▶ [Set problem]: Please rename every "interactable" to "clickable" in the rows below and keep everything else unchanged. Leave the pictures out of your answer.

----

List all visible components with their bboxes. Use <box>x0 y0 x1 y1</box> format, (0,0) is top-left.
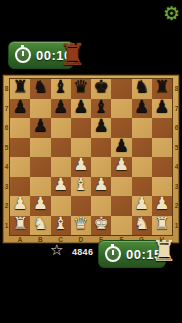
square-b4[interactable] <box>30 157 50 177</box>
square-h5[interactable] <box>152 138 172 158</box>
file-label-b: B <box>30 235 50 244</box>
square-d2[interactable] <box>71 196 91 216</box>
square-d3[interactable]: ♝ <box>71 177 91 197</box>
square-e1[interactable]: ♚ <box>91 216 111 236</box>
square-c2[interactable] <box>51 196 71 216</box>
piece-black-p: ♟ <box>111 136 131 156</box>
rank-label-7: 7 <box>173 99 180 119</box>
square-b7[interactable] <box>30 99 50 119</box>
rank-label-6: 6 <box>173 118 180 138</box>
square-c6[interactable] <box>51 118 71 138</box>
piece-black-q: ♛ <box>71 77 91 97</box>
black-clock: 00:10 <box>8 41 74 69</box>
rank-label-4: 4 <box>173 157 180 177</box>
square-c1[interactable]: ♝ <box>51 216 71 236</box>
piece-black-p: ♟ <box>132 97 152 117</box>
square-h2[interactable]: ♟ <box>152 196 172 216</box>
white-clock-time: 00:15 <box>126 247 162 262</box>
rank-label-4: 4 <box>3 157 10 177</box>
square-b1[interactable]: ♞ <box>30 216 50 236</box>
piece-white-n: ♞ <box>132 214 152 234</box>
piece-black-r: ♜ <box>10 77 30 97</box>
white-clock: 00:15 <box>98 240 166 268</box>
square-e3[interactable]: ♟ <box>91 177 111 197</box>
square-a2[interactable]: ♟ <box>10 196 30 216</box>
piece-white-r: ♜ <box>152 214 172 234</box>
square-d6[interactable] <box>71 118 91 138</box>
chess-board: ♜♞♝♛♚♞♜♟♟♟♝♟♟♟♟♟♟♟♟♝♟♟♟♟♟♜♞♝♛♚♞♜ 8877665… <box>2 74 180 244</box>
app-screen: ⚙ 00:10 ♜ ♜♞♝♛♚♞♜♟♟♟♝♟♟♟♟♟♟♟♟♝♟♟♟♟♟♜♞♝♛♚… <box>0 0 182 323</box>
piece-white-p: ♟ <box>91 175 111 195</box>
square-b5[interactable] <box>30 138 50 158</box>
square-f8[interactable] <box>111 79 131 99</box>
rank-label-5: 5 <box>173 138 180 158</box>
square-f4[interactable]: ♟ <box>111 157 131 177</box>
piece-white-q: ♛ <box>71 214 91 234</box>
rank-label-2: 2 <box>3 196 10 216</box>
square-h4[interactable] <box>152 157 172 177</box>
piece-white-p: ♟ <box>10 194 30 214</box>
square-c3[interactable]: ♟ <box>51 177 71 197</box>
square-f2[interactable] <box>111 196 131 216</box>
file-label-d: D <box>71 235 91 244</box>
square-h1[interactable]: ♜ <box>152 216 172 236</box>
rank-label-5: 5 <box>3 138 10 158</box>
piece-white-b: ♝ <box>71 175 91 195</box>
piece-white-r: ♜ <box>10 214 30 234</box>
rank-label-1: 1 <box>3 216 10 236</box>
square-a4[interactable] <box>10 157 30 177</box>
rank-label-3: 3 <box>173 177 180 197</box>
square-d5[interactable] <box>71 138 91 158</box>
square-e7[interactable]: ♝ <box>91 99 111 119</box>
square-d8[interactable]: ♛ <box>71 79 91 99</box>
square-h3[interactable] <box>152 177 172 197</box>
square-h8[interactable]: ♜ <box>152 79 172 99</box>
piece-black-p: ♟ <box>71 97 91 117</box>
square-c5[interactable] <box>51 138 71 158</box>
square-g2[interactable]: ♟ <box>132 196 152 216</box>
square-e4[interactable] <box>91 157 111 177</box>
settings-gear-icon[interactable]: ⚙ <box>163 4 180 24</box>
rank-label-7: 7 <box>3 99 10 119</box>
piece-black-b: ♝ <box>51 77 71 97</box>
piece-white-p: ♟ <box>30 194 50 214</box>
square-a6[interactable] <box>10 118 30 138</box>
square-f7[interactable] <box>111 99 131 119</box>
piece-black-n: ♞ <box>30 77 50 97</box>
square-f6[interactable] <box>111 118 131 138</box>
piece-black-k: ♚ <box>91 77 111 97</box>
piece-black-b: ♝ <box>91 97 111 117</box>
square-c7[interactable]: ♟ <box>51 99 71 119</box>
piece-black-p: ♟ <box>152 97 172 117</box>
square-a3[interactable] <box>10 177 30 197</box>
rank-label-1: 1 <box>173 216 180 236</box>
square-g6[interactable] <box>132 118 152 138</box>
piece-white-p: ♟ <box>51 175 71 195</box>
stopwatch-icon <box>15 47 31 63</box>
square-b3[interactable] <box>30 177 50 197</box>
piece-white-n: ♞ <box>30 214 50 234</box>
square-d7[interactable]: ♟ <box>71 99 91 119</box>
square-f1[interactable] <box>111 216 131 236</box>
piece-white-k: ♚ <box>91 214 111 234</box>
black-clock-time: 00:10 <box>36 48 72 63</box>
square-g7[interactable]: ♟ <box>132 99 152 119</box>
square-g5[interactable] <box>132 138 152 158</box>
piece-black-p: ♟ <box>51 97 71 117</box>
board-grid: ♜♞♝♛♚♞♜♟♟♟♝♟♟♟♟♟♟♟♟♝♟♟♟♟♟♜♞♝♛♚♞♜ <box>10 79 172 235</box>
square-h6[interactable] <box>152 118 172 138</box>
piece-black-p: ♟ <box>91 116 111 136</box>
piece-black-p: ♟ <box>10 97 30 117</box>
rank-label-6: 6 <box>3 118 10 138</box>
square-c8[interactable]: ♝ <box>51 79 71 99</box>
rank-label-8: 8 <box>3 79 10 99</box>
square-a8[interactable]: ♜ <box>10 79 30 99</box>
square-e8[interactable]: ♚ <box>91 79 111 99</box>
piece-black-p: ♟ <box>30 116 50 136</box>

----

▶ [Worked answer]:
List all visible components with their bboxes. Use <box>x0 y0 x1 y1</box> format, (0,0) is top-left.
square-b4[clickable] <box>30 157 50 177</box>
square-h5[clickable] <box>152 138 172 158</box>
file-label-b: B <box>30 235 50 244</box>
square-d2[clickable] <box>71 196 91 216</box>
square-d3[clickable]: ♝ <box>71 177 91 197</box>
square-e1[clickable]: ♚ <box>91 216 111 236</box>
square-c2[clickable] <box>51 196 71 216</box>
piece-black-p: ♟ <box>111 136 131 156</box>
rank-label-7: 7 <box>173 99 180 119</box>
square-b7[clickable] <box>30 99 50 119</box>
rank-label-6: 6 <box>173 118 180 138</box>
square-c6[clickable] <box>51 118 71 138</box>
piece-black-q: ♛ <box>71 77 91 97</box>
black-clock: 00:10 <box>8 41 74 69</box>
rank-label-4: 4 <box>173 157 180 177</box>
square-c1[clickable]: ♝ <box>51 216 71 236</box>
piece-black-p: ♟ <box>132 97 152 117</box>
square-h2[clickable]: ♟ <box>152 196 172 216</box>
white-clock-time: 00:15 <box>126 247 162 262</box>
rank-label-4: 4 <box>3 157 10 177</box>
square-b1[clickable]: ♞ <box>30 216 50 236</box>
piece-white-n: ♞ <box>132 214 152 234</box>
piece-black-r: ♜ <box>10 77 30 97</box>
white-clock: 00:15 <box>98 240 166 268</box>
square-e3[clickable]: ♟ <box>91 177 111 197</box>
square-a2[clickable]: ♟ <box>10 196 30 216</box>
piece-white-r: ♜ <box>152 214 172 234</box>
square-d6[clickable] <box>71 118 91 138</box>
chess-board: ♜♞♝♛♚♞♜♟♟♟♝♟♟♟♟♟♟♟♟♝♟♟♟♟♟♜♞♝♛♚♞♜ 8877665… <box>2 74 180 244</box>
app-screen: ⚙ 00:10 ♜ ♜♞♝♛♚♞♜♟♟♟♝♟♟♟♟♟♟♟♟♝♟♟♟♟♟♜♞♝♛♚… <box>0 0 182 323</box>
piece-white-p: ♟ <box>91 175 111 195</box>
square-b5[clickable] <box>30 138 50 158</box>
square-f8[clickable] <box>111 79 131 99</box>
rank-label-5: 5 <box>173 138 180 158</box>
square-f4[clickable]: ♟ <box>111 157 131 177</box>
piece-white-q: ♛ <box>71 214 91 234</box>
rank-label-2: 2 <box>3 196 10 216</box>
square-h4[clickable] <box>152 157 172 177</box>
piece-white-p: ♟ <box>10 194 30 214</box>
square-c3[clickable]: ♟ <box>51 177 71 197</box>
square-f2[clickable] <box>111 196 131 216</box>
file-label-d: D <box>71 235 91 244</box>
square-h1[clickable]: ♜ <box>152 216 172 236</box>
rank-label-5: 5 <box>3 138 10 158</box>
piece-white-b: ♝ <box>71 175 91 195</box>
piece-white-r: ♜ <box>10 214 30 234</box>
rank-label-1: 1 <box>3 216 10 236</box>
square-a4[clickable] <box>10 157 30 177</box>
rank-label-3: 3 <box>173 177 180 197</box>
square-d5[clickable] <box>71 138 91 158</box>
square-e7[clickable]: ♝ <box>91 99 111 119</box>
square-d8[clickable]: ♛ <box>71 79 91 99</box>
square-h3[clickable] <box>152 177 172 197</box>
square-h8[clickable]: ♜ <box>152 79 172 99</box>
piece-black-p: ♟ <box>71 97 91 117</box>
square-c5[clickable] <box>51 138 71 158</box>
square-g2[clickable]: ♟ <box>132 196 152 216</box>
square-e4[clickable] <box>91 157 111 177</box>
settings-gear-icon[clickable]: ⚙ <box>163 4 180 24</box>
rank-label-7: 7 <box>3 99 10 119</box>
piece-black-b: ♝ <box>51 77 71 97</box>
piece-white-p: ♟ <box>30 194 50 214</box>
square-a6[clickable] <box>10 118 30 138</box>
square-f7[clickable] <box>111 99 131 119</box>
piece-black-n: ♞ <box>30 77 50 97</box>
square-f6[clickable] <box>111 118 131 138</box>
piece-black-k: ♚ <box>91 77 111 97</box>
piece-black-b: ♝ <box>91 97 111 117</box>
square-c7[clickable]: ♟ <box>51 99 71 119</box>
piece-black-p: ♟ <box>152 97 172 117</box>
square-a3[clickable] <box>10 177 30 197</box>
rank-label-1: 1 <box>173 216 180 236</box>
square-g6[clickable] <box>132 118 152 138</box>
piece-white-p: ♟ <box>51 175 71 195</box>
stopwatch-icon <box>15 47 31 63</box>
square-b3[clickable] <box>30 177 50 197</box>
piece-white-n: ♞ <box>30 214 50 234</box>
square-d7[clickable]: ♟ <box>71 99 91 119</box>
square-f1[clickable] <box>111 216 131 236</box>
piece-white-k: ♚ <box>91 214 111 234</box>
black-clock-time: 00:10 <box>36 48 72 63</box>
square-g7[clickable]: ♟ <box>132 99 152 119</box>
square-g5[clickable] <box>132 138 152 158</box>
piece-black-p: ♟ <box>51 97 71 117</box>
board-grid: ♜♞♝♛♚♞♜♟♟♟♝♟♟♟♟♟♟♟♟♝♟♟♟♟♟♜♞♝♛♚♞♜ <box>10 79 172 235</box>
square-h6[clickable] <box>152 118 172 138</box>
piece-black-p: ♟ <box>91 116 111 136</box>
piece-black-p: ♟ <box>10 97 30 117</box>
rank-label-6: 6 <box>3 118 10 138</box>
square-c8[clickable]: ♝ <box>51 79 71 99</box>
rank-label-8: 8 <box>3 79 10 99</box>
square-a8[clickable]: ♜ <box>10 79 30 99</box>
square-e8[clickable]: ♚ <box>91 79 111 99</box>
piece-black-p: ♟ <box>30 116 50 136</box>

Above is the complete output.